*Figure record extracts*
____________________

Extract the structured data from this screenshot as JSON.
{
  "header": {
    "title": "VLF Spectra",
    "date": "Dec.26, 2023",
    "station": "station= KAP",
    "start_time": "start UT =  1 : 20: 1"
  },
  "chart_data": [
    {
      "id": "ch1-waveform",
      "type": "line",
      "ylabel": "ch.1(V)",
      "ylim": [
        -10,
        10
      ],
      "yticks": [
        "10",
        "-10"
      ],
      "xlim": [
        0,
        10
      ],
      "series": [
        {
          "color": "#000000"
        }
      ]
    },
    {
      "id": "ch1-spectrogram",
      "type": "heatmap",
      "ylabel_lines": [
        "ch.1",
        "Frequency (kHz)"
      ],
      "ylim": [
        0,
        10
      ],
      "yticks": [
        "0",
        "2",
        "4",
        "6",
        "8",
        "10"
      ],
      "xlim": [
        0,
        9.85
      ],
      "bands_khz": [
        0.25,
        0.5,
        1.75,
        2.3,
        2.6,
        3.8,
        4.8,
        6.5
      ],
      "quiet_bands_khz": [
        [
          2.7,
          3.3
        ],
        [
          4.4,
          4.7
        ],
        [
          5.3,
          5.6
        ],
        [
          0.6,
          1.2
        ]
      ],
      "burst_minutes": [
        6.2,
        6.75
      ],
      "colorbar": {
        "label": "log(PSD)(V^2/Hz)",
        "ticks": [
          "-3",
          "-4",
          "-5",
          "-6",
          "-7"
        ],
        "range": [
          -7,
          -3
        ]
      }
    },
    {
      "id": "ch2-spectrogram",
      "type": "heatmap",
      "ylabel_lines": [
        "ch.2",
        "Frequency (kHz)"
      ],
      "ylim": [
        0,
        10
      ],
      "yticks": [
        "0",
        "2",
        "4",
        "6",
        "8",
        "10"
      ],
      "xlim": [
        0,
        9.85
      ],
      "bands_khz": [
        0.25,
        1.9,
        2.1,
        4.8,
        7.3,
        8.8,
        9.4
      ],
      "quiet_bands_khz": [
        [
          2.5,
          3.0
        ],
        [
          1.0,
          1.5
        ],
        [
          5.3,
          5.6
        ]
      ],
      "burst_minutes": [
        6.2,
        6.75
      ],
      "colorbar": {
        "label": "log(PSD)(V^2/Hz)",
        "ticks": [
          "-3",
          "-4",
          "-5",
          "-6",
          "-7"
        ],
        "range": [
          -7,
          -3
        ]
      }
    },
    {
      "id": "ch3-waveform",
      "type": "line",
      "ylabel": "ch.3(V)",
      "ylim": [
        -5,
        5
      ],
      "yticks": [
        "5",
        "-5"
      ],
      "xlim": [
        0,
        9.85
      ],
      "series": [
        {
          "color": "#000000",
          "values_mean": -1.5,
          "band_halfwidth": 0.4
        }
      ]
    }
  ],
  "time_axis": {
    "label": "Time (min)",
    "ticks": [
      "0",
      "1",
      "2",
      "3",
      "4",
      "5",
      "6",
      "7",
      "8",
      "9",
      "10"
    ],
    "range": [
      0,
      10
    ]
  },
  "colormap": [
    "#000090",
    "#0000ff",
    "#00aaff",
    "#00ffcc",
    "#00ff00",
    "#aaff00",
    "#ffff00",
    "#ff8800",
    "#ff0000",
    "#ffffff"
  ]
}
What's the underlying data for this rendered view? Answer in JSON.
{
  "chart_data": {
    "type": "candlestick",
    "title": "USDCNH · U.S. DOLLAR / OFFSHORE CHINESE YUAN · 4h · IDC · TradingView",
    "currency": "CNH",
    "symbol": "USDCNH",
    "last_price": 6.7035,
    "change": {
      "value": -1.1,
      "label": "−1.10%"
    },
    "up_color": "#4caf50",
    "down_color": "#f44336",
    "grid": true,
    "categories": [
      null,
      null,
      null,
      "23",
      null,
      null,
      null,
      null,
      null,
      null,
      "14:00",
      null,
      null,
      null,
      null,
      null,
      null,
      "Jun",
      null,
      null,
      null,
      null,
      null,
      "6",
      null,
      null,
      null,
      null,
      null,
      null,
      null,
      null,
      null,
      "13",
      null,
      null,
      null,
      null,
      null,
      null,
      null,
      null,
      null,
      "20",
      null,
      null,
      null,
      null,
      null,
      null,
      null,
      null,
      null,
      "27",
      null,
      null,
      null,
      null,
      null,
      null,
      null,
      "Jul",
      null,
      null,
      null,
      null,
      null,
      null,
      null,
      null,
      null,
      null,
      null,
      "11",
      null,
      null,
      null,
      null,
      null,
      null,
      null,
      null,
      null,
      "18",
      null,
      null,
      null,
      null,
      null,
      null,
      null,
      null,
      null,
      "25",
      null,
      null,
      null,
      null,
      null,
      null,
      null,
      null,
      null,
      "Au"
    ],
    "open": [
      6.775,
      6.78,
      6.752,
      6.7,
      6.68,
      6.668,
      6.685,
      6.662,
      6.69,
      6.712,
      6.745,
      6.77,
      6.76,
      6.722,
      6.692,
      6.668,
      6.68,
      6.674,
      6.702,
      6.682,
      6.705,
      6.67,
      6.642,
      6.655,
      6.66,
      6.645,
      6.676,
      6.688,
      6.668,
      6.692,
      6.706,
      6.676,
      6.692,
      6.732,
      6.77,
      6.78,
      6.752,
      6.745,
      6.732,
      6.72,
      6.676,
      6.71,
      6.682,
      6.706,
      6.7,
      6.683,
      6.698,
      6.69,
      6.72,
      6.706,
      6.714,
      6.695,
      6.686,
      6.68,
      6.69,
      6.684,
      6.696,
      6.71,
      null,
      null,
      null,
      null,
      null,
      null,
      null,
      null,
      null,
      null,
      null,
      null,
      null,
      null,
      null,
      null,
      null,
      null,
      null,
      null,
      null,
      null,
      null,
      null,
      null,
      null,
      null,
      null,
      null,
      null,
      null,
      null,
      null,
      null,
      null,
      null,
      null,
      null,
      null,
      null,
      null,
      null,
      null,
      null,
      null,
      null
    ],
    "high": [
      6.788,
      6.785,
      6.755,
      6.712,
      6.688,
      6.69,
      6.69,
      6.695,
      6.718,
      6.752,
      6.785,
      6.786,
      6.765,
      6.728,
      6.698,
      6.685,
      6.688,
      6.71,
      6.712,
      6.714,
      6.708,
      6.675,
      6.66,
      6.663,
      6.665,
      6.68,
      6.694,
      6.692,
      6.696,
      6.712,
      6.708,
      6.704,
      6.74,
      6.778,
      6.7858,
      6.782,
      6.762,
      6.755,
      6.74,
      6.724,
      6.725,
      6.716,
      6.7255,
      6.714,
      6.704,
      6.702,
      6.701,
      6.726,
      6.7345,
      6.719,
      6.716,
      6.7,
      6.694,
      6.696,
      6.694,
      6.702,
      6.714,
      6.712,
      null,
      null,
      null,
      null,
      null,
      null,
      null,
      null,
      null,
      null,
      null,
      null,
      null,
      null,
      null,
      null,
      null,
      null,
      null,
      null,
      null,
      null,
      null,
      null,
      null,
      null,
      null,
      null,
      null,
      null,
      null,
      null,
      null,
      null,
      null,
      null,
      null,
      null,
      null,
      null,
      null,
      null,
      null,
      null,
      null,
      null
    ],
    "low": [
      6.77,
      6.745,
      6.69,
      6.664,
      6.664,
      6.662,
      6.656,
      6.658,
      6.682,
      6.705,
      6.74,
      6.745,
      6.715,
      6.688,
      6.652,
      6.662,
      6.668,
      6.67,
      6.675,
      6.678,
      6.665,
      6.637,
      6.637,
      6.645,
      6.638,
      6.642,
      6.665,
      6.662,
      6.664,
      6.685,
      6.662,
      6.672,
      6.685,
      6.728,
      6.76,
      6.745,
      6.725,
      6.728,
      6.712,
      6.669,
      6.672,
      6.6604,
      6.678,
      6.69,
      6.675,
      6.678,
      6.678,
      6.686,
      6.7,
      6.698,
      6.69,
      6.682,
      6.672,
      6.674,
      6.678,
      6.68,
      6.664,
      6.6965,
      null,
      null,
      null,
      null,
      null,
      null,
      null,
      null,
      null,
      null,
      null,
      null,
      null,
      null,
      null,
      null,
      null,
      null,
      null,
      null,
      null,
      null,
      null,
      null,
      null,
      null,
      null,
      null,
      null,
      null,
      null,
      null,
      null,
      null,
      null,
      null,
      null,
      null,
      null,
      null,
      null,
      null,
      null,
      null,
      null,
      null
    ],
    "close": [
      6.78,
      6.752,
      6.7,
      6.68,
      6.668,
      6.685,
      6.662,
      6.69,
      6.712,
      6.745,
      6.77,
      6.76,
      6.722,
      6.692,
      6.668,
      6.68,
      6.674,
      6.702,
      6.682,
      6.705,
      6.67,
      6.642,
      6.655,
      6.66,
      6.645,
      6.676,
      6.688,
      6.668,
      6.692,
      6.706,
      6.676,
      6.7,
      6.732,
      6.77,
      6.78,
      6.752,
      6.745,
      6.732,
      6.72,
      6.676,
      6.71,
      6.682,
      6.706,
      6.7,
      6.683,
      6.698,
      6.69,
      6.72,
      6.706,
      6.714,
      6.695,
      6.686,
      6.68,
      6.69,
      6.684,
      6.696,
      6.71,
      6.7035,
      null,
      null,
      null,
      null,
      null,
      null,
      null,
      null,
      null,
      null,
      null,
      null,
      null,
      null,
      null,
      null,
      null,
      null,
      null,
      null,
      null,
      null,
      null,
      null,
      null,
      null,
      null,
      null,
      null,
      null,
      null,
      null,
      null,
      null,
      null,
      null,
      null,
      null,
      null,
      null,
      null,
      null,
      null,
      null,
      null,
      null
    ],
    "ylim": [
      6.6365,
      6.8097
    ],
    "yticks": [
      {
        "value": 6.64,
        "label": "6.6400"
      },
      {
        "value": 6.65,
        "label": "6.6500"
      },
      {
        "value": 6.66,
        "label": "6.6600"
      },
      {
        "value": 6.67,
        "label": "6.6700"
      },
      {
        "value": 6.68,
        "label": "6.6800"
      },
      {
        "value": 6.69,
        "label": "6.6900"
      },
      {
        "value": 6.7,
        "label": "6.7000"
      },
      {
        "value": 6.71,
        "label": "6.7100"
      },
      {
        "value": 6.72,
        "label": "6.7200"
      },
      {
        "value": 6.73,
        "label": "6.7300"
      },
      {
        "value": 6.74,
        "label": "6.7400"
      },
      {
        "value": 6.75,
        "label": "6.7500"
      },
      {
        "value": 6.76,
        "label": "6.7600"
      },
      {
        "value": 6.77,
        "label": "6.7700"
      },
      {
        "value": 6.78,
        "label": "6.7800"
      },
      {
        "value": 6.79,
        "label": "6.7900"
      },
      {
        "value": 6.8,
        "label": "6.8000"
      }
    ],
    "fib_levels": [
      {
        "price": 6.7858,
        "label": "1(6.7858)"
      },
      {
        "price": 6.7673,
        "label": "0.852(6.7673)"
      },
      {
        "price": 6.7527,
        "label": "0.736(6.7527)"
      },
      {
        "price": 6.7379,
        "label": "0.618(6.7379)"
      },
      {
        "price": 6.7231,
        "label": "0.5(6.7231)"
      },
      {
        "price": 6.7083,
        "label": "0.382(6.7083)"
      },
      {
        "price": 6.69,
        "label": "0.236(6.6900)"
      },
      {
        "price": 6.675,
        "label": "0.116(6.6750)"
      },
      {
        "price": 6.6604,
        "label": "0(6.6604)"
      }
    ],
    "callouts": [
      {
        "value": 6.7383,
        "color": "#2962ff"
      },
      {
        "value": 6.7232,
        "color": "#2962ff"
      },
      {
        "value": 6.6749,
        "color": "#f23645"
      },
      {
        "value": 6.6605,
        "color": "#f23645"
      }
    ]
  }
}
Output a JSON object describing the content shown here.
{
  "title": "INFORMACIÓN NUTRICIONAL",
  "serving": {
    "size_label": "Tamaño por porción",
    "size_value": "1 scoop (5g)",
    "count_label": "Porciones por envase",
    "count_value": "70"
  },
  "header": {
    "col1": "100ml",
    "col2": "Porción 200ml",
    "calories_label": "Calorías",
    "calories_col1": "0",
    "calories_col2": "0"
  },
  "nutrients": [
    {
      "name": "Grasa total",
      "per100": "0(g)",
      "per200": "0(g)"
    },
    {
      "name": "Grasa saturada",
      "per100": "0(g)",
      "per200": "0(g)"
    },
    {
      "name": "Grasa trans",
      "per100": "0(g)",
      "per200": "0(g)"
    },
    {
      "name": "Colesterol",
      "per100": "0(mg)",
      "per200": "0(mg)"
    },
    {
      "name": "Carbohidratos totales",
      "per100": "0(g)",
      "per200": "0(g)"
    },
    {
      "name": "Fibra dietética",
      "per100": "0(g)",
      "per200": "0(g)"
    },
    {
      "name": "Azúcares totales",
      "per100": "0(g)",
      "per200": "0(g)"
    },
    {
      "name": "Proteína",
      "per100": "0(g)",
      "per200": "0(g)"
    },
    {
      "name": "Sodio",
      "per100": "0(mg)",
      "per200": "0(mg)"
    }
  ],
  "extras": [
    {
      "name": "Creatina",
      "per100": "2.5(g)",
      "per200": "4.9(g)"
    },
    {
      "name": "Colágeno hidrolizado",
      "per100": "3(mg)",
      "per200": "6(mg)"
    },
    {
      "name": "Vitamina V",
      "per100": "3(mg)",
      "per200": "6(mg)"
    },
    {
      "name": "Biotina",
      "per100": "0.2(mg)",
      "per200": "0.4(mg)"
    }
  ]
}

____________________

*Goal*
Copy each line of the entries that includes the word "title".

*Output of the task*
    "title": "VLF Spectra",
    "title": "USDCNH · U.S. DOLLAR / OFFSHORE CHINESE YUAN · 4h · IDC · TradingView",
  "title": "INFORMACIÓN NUTRICIONAL",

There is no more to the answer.